··· Data entries ···

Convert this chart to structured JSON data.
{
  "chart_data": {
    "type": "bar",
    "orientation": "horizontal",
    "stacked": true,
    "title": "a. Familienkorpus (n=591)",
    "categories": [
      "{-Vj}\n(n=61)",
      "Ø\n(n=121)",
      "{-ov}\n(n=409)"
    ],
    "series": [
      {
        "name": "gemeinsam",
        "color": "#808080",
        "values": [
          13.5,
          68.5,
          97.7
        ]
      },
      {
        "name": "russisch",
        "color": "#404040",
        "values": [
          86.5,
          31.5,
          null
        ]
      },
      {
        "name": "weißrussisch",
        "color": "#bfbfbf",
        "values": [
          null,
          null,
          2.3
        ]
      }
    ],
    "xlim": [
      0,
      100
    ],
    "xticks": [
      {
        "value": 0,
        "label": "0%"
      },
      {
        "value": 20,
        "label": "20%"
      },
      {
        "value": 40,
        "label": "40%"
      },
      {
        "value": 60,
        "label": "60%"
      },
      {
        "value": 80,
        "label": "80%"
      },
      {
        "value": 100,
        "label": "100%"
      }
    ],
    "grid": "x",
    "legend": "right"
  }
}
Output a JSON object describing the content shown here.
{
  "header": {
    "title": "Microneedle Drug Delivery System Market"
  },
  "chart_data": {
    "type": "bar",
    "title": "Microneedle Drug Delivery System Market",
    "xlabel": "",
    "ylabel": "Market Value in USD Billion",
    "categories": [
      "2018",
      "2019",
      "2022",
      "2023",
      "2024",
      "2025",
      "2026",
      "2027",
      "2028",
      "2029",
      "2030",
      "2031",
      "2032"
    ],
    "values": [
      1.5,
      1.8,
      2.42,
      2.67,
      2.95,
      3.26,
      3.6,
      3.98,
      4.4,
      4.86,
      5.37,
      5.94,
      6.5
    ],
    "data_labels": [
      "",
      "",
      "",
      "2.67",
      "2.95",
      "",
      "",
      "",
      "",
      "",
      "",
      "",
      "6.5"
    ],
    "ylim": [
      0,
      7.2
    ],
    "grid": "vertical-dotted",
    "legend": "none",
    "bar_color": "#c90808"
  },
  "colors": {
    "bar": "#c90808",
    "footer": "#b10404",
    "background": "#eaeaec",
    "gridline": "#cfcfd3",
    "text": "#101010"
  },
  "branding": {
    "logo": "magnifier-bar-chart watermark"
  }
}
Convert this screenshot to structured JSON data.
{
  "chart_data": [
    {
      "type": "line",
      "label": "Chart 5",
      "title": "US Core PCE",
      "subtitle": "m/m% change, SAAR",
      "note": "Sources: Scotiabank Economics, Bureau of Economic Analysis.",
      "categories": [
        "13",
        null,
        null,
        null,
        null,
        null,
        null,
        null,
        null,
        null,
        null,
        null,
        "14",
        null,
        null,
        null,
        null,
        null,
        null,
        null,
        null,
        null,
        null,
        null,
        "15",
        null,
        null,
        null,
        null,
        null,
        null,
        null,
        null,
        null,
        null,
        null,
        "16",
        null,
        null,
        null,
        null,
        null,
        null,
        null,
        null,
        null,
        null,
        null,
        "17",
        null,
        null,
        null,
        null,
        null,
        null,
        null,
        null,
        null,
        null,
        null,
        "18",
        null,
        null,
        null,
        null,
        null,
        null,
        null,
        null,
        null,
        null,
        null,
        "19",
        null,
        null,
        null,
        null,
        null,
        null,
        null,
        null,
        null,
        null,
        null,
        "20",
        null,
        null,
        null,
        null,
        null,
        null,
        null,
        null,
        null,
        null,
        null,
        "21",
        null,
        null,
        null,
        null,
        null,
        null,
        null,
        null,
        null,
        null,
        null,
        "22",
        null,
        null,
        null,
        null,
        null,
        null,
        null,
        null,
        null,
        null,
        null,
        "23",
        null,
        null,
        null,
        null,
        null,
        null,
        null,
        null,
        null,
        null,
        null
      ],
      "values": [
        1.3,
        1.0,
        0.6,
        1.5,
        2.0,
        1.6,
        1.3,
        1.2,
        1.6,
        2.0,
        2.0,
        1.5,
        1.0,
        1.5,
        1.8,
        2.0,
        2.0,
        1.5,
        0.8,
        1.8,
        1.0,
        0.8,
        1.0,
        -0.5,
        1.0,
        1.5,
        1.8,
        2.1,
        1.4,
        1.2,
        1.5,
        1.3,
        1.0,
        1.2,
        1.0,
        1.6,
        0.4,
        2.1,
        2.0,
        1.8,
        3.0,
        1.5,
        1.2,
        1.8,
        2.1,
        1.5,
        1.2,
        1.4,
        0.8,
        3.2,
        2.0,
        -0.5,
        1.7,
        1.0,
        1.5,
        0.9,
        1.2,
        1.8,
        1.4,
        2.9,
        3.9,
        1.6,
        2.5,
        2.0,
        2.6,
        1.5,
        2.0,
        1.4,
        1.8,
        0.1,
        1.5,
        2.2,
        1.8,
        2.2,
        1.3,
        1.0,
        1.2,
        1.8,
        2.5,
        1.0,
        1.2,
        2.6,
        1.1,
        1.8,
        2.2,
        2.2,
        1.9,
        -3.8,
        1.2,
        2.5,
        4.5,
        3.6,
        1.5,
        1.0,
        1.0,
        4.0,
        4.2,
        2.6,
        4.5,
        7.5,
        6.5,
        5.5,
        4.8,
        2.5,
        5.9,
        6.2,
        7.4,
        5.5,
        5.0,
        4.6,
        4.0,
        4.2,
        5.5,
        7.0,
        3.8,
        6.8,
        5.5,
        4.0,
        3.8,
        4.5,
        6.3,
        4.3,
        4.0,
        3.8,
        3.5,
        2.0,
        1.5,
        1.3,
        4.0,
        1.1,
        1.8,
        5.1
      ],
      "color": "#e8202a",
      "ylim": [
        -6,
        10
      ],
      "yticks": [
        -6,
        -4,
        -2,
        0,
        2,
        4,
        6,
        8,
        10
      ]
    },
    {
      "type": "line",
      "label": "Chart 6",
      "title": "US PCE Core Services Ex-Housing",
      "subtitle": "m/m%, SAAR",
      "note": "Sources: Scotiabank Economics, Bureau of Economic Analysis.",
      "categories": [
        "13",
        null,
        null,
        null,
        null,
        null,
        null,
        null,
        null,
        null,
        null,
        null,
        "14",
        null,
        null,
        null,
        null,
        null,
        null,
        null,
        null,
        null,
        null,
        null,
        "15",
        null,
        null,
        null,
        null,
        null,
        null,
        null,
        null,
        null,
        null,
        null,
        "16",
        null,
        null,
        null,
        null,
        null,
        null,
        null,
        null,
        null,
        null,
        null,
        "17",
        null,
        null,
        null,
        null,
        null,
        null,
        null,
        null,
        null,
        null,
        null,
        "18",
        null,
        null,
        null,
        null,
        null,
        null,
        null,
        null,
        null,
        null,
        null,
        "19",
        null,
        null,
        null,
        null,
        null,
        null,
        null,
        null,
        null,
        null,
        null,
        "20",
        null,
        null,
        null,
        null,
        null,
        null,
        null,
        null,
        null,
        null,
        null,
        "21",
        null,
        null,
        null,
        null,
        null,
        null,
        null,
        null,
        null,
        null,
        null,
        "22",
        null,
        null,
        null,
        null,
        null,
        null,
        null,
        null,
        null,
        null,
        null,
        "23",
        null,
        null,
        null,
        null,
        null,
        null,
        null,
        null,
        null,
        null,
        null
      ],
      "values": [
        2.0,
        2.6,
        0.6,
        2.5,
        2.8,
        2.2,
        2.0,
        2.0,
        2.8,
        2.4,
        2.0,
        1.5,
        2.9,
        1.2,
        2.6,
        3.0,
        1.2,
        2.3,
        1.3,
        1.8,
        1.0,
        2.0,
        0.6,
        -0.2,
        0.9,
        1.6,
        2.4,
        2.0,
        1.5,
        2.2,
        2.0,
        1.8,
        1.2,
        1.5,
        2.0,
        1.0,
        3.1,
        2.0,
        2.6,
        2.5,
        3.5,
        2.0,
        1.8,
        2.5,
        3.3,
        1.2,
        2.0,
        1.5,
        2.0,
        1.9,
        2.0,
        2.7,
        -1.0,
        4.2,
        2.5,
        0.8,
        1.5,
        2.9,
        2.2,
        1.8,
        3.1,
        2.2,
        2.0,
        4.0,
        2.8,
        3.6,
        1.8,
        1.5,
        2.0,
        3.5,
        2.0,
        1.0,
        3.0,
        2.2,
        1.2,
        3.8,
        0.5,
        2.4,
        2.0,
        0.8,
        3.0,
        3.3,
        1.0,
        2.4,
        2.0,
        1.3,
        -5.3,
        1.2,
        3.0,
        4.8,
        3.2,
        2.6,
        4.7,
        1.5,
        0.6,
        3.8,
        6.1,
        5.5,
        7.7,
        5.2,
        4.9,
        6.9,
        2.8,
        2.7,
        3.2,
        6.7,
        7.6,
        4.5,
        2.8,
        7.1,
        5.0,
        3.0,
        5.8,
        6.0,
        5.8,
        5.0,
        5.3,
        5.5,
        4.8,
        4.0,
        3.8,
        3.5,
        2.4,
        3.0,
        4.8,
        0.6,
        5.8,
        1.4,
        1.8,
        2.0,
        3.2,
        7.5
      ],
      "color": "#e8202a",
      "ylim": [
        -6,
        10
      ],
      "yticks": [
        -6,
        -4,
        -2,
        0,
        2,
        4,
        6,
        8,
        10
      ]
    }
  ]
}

···

Required work: Looking at the records above, work out how many lines include the string "Microneedle". Give the number and nothing else.

Full solution: 2